In full and without alteration, repeat the material.

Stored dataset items
◇ ◇ ◇ ◇ ◇
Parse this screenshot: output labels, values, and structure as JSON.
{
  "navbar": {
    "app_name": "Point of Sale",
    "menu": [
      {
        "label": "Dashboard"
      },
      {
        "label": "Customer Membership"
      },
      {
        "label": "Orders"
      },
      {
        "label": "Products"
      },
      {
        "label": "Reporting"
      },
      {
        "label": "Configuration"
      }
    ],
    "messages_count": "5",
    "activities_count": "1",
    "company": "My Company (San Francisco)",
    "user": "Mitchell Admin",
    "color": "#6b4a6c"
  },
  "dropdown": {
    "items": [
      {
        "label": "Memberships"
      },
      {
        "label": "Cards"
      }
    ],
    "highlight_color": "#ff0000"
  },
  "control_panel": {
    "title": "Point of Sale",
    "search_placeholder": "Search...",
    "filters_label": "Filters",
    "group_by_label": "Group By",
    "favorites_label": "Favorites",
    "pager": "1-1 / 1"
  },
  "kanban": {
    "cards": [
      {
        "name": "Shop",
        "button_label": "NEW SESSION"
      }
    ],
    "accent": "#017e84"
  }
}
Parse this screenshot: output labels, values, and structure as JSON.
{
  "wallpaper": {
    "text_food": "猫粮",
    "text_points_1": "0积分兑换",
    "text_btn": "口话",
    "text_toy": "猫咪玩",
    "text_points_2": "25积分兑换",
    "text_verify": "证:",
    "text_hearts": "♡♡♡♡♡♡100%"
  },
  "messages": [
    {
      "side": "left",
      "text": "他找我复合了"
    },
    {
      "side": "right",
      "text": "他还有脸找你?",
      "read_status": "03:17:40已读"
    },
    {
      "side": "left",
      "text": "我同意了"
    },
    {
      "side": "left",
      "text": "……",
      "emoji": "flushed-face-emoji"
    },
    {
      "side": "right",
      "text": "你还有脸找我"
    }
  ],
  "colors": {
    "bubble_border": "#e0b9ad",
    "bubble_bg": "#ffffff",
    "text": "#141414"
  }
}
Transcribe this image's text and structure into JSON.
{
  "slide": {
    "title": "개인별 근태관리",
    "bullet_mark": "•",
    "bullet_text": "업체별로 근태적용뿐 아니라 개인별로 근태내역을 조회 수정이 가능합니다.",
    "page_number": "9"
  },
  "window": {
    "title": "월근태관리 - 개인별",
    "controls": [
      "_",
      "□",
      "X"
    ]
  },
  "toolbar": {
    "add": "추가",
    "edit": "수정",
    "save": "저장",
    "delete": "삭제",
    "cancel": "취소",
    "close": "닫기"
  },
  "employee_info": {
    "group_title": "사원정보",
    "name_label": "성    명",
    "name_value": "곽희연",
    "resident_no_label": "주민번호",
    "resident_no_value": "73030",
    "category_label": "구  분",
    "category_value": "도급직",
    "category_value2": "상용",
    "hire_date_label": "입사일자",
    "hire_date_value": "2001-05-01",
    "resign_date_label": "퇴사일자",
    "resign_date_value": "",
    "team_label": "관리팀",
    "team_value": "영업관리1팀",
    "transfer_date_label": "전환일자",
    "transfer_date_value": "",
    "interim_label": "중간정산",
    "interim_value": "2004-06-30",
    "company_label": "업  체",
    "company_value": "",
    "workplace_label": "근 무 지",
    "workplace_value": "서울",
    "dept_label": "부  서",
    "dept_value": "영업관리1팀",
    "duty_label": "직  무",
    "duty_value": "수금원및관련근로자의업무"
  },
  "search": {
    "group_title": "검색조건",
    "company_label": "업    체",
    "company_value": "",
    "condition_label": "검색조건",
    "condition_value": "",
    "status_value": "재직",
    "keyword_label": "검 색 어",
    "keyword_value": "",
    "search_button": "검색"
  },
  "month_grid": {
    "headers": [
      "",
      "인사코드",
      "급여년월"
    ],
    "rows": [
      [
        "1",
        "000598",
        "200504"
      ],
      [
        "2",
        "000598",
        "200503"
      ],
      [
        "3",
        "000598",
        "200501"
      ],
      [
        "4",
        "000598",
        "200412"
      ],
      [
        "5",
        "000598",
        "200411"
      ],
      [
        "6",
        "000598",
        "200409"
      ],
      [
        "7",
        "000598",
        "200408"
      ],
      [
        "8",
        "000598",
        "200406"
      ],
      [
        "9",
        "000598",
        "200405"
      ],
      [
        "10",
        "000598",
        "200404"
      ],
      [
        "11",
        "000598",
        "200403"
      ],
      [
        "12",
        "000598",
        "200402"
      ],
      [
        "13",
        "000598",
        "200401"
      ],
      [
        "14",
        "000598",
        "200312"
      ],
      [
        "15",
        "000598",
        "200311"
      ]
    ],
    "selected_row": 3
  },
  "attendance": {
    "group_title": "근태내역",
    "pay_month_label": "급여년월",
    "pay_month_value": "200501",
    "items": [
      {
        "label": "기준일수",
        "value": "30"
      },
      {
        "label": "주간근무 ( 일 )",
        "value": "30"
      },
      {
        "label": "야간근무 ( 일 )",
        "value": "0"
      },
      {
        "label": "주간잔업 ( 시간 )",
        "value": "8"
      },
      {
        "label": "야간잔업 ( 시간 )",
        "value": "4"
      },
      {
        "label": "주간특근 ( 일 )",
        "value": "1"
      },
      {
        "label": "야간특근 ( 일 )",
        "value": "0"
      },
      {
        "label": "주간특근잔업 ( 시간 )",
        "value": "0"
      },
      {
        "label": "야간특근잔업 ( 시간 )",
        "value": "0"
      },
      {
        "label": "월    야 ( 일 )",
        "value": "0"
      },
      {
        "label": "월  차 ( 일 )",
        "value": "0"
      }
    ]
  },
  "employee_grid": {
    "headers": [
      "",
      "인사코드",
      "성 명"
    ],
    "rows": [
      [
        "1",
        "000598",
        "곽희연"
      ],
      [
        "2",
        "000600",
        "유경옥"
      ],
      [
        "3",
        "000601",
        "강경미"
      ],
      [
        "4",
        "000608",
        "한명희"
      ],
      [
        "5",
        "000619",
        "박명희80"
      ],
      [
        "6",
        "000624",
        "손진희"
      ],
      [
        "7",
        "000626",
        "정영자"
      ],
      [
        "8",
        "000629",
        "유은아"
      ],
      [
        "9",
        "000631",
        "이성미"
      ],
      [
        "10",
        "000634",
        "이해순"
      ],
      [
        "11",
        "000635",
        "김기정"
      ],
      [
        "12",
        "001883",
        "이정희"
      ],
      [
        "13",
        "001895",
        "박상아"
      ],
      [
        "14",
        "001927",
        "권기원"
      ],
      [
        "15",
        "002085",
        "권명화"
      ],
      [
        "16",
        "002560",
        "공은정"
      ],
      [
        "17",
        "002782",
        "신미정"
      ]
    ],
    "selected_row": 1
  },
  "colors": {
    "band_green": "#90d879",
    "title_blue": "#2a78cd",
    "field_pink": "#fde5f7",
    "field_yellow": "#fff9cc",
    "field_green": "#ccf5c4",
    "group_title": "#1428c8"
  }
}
◇ ◇ ◇ ◇ ◇
▸ **REPLY TO THE TASK**:
Parse this screenshot: output labels, values, and structure as JSON.
{
  "navbar": {
    "app_name": "Point of Sale",
    "menu": [
      {
        "label": "Dashboard"
      },
      {
        "label": "Customer Membership"
      },
      {
        "label": "Orders"
      },
      {
        "label": "Products"
      },
      {
        "label": "Reporting"
      },
      {
        "label": "Configuration"
      }
    ],
    "messages_count": "5",
    "activities_count": "1",
    "company": "My Company (San Francisco)",
    "user": "Mitchell Admin",
    "color": "#6b4a6c"
  },
  "dropdown": {
    "items": [
      {
        "label": "Memberships"
      },
      {
        "label": "Cards"
      }
    ],
    "highlight_color": "#ff0000"
  },
  "control_panel": {
    "title": "Point of Sale",
    "search_placeholder": "Search...",
    "filters_label": "Filters",
    "group_by_label": "Group By",
    "favorites_label": "Favorites",
    "pager": "1-1 / 1"
  },
  "kanban": {
    "cards": [
      {
        "name": "Shop",
        "button_label": "NEW SESSION"
      }
    ],
    "accent": "#017e84"
  }
}
Parse this screenshot: output labels, values, and structure as JSON.
{
  "wallpaper": {
    "text_food": "猫粮",
    "text_points_1": "0积分兑换",
    "text_btn": "口话",
    "text_toy": "猫咪玩",
    "text_points_2": "25积分兑换",
    "text_verify": "证:",
    "text_hearts": "♡♡♡♡♡♡100%"
  },
  "messages": [
    {
      "side": "left",
      "text": "他找我复合了"
    },
    {
      "side": "right",
      "text": "他还有脸找你?",
      "read_status": "03:17:40已读"
    },
    {
      "side": "left",
      "text": "我同意了"
    },
    {
      "side": "left",
      "text": "……",
      "emoji": "flushed-face-emoji"
    },
    {
      "side": "right",
      "text": "你还有脸找我"
    }
  ],
  "colors": {
    "bubble_border": "#e0b9ad",
    "bubble_bg": "#ffffff",
    "text": "#141414"
  }
}
Transcribe this image's text and structure into JSON.
{
  "slide": {
    "title": "개인별 근태관리",
    "bullet_mark": "•",
    "bullet_text": "업체별로 근태적용뿐 아니라 개인별로 근태내역을 조회 수정이 가능합니다.",
    "page_number": "9"
  },
  "window": {
    "title": "월근태관리 - 개인별",
    "controls": [
      "_",
      "□",
      "X"
    ]
  },
  "toolbar": {
    "add": "추가",
    "edit": "수정",
    "save": "저장",
    "delete": "삭제",
    "cancel": "취소",
    "close": "닫기"
  },
  "employee_info": {
    "group_title": "사원정보",
    "name_label": "성    명",
    "name_value": "곽희연",
    "resident_no_label": "주민번호",
    "resident_no_value": "73030",
    "category_label": "구  분",
    "category_value": "도급직",
    "category_value2": "상용",
    "hire_date_label": "입사일자",
    "hire_date_value": "2001-05-01",
    "resign_date_label": "퇴사일자",
    "resign_date_value": "",
    "team_label": "관리팀",
    "team_value": "영업관리1팀",
    "transfer_date_label": "전환일자",
    "transfer_date_value": "",
    "interim_label": "중간정산",
    "interim_value": "2004-06-30",
    "company_label": "업  체",
    "company_value": "",
    "workplace_label": "근 무 지",
    "workplace_value": "서울",
    "dept_label": "부  서",
    "dept_value": "영업관리1팀",
    "duty_label": "직  무",
    "duty_value": "수금원및관련근로자의업무"
  },
  "search": {
    "group_title": "검색조건",
    "company_label": "업    체",
    "company_value": "",
    "condition_label": "검색조건",
    "condition_value": "",
    "status_value": "재직",
    "keyword_label": "검 색 어",
    "keyword_value": "",
    "search_button": "검색"
  },
  "month_grid": {
    "headers": [
      "",
      "인사코드",
      "급여년월"
    ],
    "rows": [
      [
        "1",
        "000598",
        "200504"
      ],
      [
        "2",
        "000598",
        "200503"
      ],
      [
        "3",
        "000598",
        "200501"
      ],
      [
        "4",
        "000598",
        "200412"
      ],
      [
        "5",
        "000598",
        "200411"
      ],
      [
        "6",
        "000598",
        "200409"
      ],
      [
        "7",
        "000598",
        "200408"
      ],
      [
        "8",
        "000598",
        "200406"
      ],
      [
        "9",
        "000598",
        "200405"
      ],
      [
        "10",
        "000598",
        "200404"
      ],
      [
        "11",
        "000598",
        "200403"
      ],
      [
        "12",
        "000598",
        "200402"
      ],
      [
        "13",
        "000598",
        "200401"
      ],
      [
        "14",
        "000598",
        "200312"
      ],
      [
        "15",
        "000598",
        "200311"
      ]
    ],
    "selected_row": 3
  },
  "attendance": {
    "group_title": "근태내역",
    "pay_month_label": "급여년월",
    "pay_month_value": "200501",
    "items": [
      {
        "label": "기준일수",
        "value": "30"
      },
      {
        "label": "주간근무 ( 일 )",
        "value": "30"
      },
      {
        "label": "야간근무 ( 일 )",
        "value": "0"
      },
      {
        "label": "주간잔업 ( 시간 )",
        "value": "8"
      },
      {
        "label": "야간잔업 ( 시간 )",
        "value": "4"
      },
      {
        "label": "주간특근 ( 일 )",
        "value": "1"
      },
      {
        "label": "야간특근 ( 일 )",
        "value": "0"
      },
      {
        "label": "주간특근잔업 ( 시간 )",
        "value": "0"
      },
      {
        "label": "야간특근잔업 ( 시간 )",
        "value": "0"
      },
      {
        "label": "월    야 ( 일 )",
        "value": "0"
      },
      {
        "label": "월  차 ( 일 )",
        "value": "0"
      }
    ]
  },
  "employee_grid": {
    "headers": [
      "",
      "인사코드",
      "성 명"
    ],
    "rows": [
      [
        "1",
        "000598",
        "곽희연"
      ],
      [
        "2",
        "000600",
        "유경옥"
      ],
      [
        "3",
        "000601",
        "강경미"
      ],
      [
        "4",
        "000608",
        "한명희"
      ],
      [
        "5",
        "000619",
        "박명희80"
      ],
      [
        "6",
        "000624",
        "손진희"
      ],
      [
        "7",
        "000626",
        "정영자"
      ],
      [
        "8",
        "000629",
        "유은아"
      ],
      [
        "9",
        "000631",
        "이성미"
      ],
      [
        "10",
        "000634",
        "이해순"
      ],
      [
        "11",
        "000635",
        "김기정"
      ],
      [
        "12",
        "001883",
        "이정희"
      ],
      [
        "13",
        "001895",
        "박상아"
      ],
      [
        "14",
        "001927",
        "권기원"
      ],
      [
        "15",
        "002085",
        "권명화"
      ],
      [
        "16",
        "002560",
        "공은정"
      ],
      [
        "17",
        "002782",
        "신미정"
      ]
    ],
    "selected_row": 1
  },
  "colors": {
    "band_green": "#90d879",
    "title_blue": "#2a78cd",
    "field_pink": "#fde5f7",
    "field_yellow": "#fff9cc",
    "field_green": "#ccf5c4",
    "group_title": "#1428c8"
  }
}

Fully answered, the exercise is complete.